==== EXTRACTED DATA ====

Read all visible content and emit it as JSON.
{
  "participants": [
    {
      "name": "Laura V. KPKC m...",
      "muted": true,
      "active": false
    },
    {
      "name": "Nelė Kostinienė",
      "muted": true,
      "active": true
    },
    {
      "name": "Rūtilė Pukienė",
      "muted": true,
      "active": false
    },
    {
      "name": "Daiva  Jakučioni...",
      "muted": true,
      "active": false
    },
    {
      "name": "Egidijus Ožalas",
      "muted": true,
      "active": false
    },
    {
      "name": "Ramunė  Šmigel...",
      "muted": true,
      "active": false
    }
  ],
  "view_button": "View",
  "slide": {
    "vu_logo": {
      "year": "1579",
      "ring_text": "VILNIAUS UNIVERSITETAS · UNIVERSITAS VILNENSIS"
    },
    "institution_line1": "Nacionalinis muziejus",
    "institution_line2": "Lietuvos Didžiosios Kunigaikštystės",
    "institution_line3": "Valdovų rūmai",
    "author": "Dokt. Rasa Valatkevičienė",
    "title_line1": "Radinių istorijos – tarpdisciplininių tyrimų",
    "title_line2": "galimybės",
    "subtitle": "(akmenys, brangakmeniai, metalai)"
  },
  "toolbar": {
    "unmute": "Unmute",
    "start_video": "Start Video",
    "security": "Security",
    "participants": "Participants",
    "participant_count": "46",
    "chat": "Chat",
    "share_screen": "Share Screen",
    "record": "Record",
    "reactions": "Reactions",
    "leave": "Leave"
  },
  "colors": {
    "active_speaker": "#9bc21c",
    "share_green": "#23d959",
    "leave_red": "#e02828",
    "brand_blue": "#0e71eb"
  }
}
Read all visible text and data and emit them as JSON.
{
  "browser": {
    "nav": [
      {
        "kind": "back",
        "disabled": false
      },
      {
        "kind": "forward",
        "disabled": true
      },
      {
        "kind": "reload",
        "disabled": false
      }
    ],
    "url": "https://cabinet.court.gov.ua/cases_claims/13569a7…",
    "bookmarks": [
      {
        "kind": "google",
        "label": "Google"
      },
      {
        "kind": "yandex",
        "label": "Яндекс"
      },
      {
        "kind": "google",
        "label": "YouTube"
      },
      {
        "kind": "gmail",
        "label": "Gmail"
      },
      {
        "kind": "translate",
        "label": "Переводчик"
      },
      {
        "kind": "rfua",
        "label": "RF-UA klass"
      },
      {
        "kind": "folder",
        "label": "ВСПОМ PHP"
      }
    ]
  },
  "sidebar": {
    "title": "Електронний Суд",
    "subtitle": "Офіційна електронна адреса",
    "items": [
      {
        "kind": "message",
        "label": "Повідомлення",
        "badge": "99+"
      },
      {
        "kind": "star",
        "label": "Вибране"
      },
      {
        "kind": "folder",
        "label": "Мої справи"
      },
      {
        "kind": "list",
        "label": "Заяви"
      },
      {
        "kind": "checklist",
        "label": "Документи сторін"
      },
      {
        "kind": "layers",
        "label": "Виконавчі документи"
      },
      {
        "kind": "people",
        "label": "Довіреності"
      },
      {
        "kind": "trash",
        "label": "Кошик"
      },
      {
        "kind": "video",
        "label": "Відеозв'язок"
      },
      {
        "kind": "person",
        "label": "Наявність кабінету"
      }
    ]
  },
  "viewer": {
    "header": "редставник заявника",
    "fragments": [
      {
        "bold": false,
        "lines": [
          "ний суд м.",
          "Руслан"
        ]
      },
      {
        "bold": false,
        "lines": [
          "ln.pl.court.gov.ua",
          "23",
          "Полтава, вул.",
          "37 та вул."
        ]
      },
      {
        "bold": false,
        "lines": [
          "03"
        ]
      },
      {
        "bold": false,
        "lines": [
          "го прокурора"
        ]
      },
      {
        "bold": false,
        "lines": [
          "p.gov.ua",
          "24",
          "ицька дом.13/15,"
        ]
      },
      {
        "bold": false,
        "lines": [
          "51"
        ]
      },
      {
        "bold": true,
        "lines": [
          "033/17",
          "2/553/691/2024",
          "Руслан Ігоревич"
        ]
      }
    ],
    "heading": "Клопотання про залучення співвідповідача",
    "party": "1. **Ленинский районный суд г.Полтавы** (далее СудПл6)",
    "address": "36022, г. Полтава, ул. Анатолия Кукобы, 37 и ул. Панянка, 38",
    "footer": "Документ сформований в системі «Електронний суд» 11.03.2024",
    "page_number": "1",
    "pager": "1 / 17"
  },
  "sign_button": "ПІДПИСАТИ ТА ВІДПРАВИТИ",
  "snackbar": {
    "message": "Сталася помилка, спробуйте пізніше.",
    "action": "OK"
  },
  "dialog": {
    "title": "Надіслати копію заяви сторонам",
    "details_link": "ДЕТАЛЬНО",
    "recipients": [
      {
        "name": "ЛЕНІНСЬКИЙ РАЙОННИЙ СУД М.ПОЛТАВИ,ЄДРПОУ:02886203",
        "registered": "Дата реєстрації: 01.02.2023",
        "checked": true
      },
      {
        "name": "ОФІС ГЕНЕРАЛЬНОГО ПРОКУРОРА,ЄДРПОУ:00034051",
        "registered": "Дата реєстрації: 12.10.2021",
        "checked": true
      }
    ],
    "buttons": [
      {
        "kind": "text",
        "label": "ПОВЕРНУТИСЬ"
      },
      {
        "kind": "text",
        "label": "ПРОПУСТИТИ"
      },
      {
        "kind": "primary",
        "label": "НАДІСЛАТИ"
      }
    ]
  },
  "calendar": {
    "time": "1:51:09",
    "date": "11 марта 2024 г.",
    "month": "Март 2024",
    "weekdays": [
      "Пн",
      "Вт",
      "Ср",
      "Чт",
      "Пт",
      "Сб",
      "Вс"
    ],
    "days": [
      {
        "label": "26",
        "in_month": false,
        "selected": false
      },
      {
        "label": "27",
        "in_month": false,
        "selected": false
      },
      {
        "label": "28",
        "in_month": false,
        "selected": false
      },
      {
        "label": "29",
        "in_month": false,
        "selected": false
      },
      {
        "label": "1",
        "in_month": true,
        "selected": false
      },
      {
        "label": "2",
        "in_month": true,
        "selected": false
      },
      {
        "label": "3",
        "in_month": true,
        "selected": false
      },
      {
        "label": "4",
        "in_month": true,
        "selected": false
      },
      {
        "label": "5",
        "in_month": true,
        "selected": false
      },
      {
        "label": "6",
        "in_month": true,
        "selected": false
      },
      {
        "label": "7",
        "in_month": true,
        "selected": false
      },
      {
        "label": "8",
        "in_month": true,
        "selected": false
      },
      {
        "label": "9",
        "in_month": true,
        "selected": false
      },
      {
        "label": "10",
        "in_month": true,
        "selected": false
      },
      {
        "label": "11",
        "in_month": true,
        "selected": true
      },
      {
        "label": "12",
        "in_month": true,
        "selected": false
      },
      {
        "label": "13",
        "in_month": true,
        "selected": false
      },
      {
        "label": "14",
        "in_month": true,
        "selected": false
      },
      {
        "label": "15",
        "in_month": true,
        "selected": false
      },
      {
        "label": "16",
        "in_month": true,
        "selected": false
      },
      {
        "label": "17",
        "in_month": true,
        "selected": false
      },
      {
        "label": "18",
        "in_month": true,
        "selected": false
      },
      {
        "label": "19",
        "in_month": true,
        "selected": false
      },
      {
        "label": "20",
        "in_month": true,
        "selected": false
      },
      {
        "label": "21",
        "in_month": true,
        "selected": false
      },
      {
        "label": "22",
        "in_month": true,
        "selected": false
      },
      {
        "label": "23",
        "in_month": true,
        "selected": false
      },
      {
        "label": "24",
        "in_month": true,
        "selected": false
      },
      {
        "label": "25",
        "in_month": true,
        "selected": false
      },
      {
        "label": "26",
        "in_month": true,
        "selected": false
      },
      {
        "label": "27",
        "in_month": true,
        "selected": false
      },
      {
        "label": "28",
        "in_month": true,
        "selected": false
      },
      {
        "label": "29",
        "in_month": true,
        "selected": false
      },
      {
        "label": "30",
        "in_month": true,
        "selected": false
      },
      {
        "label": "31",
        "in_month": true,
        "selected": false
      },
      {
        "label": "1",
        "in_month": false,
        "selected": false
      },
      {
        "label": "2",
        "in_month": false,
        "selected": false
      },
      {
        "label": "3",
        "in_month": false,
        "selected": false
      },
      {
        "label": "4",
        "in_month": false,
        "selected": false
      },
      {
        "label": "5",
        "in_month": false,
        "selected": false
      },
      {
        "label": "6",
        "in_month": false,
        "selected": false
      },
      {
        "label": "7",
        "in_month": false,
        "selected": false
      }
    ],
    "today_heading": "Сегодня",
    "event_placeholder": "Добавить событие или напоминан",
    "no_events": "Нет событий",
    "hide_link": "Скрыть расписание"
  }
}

====

WHAT THE EXERCISE ASKS -> Each line of the material that holds the string "Read" counts once; give the total alone.

WRITTEN ANSWER -> 2